**Problem description:** Search the records below for the word "osobe", then return every line where it appears.

**Dataset content:**
++++++++++

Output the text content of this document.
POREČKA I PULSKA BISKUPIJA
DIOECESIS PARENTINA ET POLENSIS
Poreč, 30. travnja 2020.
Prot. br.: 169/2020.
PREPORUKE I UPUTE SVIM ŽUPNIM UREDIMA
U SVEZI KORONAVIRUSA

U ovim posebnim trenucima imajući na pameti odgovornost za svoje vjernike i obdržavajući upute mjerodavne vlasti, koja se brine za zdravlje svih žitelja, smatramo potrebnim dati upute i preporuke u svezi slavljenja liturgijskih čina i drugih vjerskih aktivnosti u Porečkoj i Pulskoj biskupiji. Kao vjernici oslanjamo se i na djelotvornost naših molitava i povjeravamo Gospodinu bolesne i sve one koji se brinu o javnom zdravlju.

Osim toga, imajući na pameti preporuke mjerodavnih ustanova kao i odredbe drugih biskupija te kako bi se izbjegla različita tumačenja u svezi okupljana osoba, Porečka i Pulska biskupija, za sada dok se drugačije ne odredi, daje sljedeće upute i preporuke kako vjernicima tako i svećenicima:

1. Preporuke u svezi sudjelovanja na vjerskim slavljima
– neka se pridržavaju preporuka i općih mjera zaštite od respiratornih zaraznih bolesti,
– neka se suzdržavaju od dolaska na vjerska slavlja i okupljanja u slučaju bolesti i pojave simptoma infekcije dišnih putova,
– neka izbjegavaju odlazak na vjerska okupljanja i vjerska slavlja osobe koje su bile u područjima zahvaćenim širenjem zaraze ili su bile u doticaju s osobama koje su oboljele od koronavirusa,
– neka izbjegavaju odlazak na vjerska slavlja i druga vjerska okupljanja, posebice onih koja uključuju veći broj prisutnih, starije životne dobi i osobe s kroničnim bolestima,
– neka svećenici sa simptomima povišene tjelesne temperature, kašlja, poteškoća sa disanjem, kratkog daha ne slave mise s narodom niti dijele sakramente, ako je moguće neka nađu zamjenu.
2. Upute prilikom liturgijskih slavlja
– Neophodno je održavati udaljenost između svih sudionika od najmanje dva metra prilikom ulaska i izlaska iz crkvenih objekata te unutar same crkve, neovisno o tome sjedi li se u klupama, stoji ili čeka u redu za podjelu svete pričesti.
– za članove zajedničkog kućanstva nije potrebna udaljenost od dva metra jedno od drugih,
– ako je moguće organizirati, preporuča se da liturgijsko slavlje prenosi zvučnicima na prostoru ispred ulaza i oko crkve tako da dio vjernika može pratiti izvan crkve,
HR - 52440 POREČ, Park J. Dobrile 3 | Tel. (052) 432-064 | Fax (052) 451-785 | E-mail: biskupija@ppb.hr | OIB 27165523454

++++++++++

**Response box:**
– neka izbjegavaju odlazak na vjerska okupljanja i vjerska slavlja osobe koje su bile u područjima zahvaćenim širenjem zaraze ili su bile u doticaju s osobama koje su oboljele od koronavirusa,
– neka izbjegavaju odlazak na vjerska slavlja i druga vjerska okupljanja, posebice onih koja uključuju veći broj prisutnih, starije životne dobi i osobe s kroničnim bolestima,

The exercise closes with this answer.